What to do.
Lines containing the word "pressure" should be extracted in full.

Data shown.
###

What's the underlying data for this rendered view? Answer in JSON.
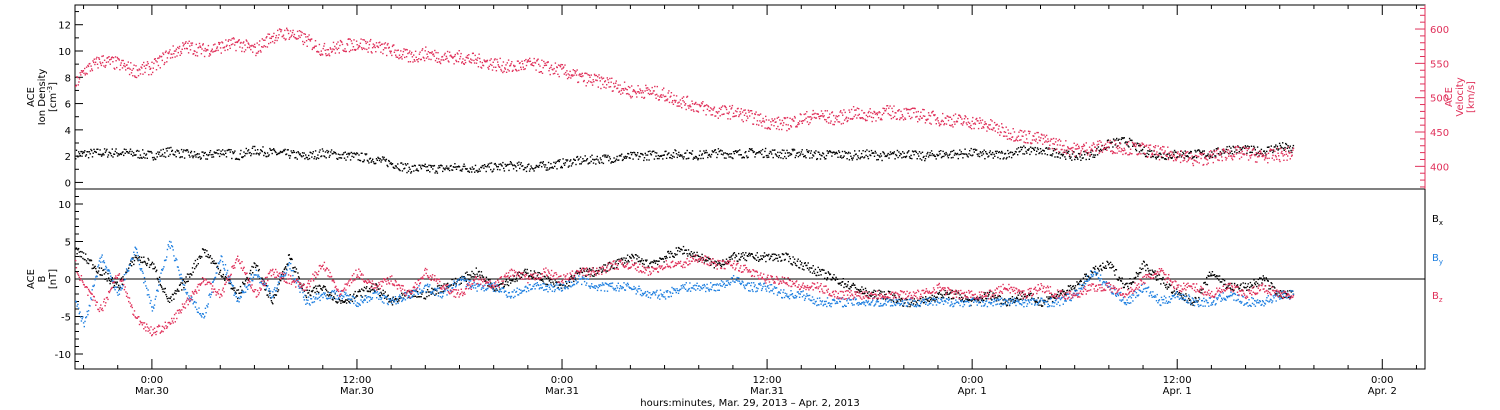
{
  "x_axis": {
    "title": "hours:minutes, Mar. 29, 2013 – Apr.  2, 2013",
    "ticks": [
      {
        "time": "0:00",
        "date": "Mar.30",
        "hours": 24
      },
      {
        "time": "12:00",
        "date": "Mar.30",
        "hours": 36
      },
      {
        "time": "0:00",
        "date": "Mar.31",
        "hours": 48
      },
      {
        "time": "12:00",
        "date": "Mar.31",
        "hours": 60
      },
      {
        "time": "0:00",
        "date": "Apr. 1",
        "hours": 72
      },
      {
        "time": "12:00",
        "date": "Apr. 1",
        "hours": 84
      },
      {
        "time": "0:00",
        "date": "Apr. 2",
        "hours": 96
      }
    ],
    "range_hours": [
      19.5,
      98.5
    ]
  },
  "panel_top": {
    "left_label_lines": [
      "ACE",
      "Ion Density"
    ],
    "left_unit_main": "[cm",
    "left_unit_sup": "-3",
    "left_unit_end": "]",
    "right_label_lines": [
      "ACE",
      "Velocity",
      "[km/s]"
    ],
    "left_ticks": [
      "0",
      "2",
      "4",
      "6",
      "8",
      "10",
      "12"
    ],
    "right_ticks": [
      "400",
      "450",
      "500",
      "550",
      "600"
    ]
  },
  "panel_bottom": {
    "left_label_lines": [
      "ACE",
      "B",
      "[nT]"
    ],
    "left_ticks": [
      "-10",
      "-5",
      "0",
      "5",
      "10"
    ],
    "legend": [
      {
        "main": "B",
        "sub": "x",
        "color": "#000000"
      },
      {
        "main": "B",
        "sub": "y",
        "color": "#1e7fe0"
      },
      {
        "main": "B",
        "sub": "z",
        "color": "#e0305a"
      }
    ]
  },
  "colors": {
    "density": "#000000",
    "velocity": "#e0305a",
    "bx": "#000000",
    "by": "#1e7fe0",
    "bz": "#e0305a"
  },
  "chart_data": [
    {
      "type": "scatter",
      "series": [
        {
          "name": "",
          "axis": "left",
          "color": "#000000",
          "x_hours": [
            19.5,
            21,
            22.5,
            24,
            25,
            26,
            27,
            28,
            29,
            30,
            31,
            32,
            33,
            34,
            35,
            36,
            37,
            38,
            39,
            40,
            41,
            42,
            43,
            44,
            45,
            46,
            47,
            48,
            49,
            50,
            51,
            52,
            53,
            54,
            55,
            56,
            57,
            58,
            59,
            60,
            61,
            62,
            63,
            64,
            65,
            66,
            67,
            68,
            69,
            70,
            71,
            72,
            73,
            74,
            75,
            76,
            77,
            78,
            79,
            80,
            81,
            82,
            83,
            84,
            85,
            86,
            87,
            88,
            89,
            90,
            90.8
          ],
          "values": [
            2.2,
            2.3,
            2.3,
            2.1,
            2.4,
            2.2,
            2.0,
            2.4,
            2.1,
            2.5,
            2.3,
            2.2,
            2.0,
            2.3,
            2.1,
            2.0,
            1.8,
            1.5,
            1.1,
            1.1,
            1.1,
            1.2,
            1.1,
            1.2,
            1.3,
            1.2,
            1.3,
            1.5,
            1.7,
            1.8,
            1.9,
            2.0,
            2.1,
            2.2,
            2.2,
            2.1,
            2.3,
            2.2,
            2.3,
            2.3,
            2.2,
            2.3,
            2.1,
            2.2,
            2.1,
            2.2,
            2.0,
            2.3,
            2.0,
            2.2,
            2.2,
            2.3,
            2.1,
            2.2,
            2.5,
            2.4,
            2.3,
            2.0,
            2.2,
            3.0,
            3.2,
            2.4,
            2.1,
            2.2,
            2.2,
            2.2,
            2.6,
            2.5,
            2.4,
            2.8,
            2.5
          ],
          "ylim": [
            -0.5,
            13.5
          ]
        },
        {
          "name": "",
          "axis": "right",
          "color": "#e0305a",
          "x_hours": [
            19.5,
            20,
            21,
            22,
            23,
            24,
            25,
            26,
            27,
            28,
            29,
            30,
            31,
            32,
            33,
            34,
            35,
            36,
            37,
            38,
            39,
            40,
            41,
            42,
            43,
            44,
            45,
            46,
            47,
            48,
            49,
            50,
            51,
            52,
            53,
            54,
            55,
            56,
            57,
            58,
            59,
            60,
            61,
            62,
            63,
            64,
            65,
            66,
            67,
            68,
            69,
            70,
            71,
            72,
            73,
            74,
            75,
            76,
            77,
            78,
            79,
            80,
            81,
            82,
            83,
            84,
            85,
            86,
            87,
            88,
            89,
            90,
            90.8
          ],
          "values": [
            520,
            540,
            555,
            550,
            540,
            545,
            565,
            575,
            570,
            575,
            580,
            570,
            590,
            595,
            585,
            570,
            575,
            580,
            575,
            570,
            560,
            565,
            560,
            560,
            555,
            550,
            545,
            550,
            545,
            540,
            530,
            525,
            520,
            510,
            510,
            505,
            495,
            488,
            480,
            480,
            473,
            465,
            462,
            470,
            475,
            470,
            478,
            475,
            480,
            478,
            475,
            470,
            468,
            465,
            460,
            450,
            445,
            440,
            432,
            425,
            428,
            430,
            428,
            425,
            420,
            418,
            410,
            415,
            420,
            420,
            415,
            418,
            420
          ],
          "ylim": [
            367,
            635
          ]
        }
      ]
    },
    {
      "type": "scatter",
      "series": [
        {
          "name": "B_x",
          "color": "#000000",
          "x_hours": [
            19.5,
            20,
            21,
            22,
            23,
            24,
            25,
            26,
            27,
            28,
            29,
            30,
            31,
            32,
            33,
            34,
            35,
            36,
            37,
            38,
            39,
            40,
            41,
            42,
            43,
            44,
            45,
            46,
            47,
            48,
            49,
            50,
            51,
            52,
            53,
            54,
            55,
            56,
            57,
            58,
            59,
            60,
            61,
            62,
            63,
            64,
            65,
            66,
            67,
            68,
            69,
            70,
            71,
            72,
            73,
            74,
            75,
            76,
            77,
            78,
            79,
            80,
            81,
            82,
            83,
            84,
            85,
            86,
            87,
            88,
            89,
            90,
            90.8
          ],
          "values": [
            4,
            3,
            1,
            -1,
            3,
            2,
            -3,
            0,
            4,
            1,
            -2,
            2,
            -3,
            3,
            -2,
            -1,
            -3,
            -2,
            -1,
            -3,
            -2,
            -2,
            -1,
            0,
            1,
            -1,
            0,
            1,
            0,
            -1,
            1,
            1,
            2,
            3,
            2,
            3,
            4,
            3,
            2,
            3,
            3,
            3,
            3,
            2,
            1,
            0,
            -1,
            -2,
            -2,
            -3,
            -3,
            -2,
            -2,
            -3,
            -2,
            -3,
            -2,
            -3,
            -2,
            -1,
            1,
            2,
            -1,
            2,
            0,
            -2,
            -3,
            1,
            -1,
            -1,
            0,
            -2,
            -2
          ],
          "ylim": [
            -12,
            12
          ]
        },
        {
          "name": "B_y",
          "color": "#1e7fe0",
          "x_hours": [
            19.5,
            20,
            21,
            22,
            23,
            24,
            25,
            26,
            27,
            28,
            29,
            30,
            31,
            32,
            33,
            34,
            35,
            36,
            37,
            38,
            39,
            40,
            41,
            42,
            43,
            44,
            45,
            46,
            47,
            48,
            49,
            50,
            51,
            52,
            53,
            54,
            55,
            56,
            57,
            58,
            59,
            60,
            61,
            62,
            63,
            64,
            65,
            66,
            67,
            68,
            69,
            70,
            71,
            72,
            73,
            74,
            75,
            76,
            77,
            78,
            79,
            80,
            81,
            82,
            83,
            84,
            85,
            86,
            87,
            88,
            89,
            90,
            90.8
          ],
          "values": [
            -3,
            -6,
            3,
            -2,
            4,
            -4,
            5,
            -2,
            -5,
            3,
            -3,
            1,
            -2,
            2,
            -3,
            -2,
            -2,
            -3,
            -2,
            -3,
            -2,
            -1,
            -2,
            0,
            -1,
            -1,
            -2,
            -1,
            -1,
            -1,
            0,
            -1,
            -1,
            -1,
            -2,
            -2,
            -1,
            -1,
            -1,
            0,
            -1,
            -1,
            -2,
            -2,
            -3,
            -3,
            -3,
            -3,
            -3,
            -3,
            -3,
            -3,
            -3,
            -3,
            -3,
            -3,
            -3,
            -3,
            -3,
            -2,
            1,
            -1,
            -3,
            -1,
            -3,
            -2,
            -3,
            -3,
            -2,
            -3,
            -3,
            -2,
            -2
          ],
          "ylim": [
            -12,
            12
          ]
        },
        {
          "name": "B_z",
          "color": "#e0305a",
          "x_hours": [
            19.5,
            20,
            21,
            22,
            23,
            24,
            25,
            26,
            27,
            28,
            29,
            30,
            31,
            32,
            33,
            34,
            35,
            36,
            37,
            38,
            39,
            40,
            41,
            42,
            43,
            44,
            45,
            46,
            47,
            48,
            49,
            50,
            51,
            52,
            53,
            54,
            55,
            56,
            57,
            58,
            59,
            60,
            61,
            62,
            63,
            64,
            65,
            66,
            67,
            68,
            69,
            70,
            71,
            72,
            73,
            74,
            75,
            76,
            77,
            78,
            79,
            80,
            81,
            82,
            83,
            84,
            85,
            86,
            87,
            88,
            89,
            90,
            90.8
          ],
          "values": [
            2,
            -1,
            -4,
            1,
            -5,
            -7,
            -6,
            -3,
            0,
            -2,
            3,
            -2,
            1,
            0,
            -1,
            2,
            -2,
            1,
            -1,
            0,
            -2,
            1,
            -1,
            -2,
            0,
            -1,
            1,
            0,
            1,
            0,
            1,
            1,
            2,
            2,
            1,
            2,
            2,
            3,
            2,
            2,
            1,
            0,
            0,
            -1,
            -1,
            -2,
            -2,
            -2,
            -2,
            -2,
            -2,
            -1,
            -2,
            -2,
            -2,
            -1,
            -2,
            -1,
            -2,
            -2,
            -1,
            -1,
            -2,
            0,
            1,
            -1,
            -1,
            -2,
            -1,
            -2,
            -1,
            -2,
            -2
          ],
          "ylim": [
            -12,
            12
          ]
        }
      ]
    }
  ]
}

###

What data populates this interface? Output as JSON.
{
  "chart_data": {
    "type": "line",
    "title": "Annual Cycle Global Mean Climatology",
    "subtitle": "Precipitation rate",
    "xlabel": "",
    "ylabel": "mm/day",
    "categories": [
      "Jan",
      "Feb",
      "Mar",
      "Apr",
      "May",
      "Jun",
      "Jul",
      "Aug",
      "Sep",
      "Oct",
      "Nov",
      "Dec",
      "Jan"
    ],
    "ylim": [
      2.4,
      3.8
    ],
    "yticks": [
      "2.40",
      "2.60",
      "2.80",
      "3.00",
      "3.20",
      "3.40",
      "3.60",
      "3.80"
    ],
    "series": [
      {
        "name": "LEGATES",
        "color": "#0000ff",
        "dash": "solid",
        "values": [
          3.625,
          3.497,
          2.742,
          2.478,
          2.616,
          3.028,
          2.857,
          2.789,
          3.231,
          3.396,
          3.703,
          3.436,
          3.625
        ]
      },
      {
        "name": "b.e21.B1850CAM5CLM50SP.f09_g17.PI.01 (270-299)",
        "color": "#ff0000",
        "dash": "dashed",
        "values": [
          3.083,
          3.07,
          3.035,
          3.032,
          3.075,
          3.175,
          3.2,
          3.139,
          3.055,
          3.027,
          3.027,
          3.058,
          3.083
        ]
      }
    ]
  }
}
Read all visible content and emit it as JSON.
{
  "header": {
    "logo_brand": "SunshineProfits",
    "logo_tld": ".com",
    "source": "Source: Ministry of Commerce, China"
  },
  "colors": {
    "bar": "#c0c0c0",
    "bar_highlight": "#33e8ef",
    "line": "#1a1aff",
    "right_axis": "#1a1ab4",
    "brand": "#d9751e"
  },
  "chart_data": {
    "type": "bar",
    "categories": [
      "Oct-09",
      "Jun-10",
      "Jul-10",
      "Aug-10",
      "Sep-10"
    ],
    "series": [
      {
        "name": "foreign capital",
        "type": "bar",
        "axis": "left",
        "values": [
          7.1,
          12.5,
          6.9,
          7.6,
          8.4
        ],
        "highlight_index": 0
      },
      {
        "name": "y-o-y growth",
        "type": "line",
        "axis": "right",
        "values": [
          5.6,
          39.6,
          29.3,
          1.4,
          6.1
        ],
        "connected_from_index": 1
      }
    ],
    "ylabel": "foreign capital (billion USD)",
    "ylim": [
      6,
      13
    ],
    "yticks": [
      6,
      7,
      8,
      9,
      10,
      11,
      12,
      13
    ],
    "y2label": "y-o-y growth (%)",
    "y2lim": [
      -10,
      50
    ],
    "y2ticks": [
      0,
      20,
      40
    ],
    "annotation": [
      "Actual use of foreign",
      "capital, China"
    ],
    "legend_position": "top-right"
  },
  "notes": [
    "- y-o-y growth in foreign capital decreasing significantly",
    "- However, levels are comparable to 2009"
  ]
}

###

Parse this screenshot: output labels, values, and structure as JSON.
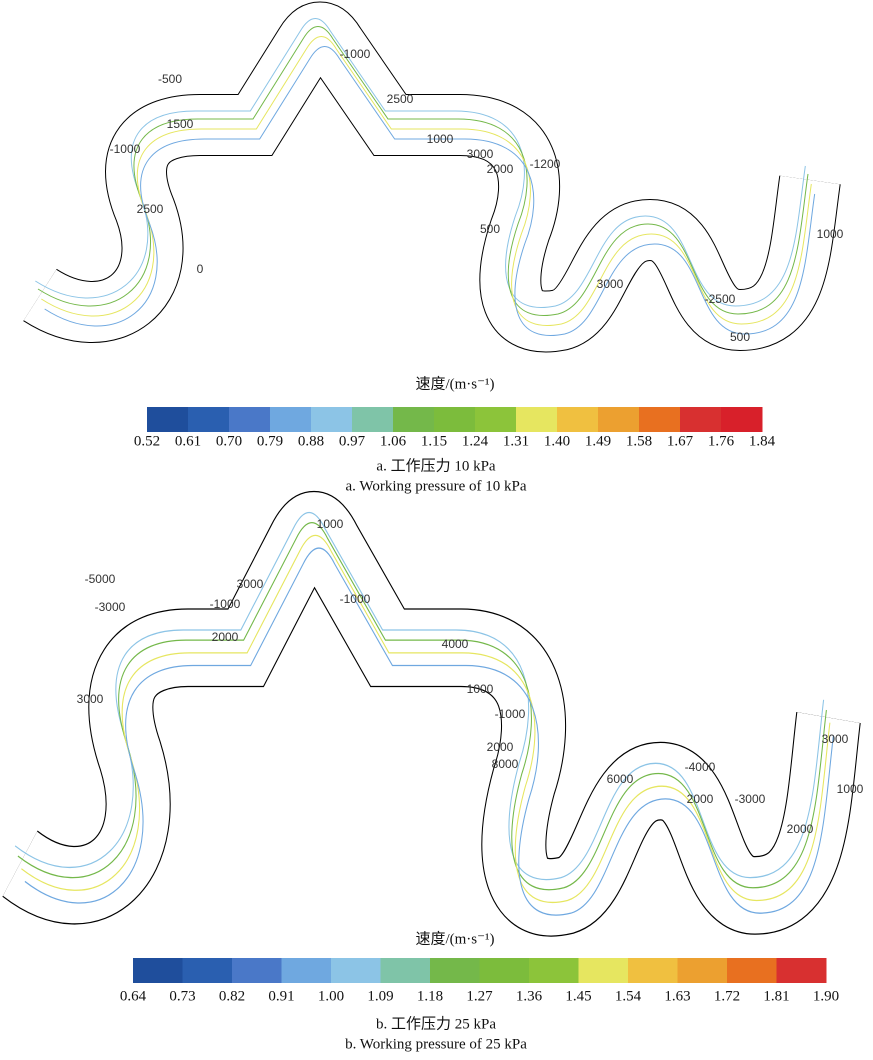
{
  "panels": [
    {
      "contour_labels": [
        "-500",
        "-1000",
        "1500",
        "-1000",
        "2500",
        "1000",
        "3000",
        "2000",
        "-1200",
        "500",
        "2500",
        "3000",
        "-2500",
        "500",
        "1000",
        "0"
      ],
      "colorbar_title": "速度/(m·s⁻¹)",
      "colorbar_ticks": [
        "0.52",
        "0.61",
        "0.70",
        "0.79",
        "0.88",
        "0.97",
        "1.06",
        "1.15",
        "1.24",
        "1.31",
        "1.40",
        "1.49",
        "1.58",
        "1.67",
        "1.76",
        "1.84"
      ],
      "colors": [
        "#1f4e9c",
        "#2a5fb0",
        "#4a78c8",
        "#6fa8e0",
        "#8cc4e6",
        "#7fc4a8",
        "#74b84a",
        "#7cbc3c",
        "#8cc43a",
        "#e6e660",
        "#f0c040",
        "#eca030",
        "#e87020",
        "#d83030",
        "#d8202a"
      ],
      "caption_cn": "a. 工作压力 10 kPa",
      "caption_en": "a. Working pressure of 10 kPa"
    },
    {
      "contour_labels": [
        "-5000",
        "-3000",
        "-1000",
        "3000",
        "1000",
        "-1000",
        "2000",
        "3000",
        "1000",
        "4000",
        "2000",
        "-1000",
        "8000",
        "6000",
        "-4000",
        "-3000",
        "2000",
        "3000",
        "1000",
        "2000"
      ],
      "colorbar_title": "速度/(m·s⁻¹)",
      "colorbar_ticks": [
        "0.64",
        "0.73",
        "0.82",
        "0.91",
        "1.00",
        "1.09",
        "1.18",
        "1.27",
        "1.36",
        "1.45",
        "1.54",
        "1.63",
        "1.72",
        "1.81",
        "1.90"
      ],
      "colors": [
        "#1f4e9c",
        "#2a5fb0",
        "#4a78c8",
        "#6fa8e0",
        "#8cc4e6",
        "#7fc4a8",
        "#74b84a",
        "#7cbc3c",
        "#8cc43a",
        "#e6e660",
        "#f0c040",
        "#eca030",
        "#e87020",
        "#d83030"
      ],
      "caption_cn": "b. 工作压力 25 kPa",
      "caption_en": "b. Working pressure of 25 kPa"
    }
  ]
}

###

Response to the exercise.
      "caption_en": "a. Working pressure of 10 kPa"
      "caption_en": "b. Working pressure of 25 kPa"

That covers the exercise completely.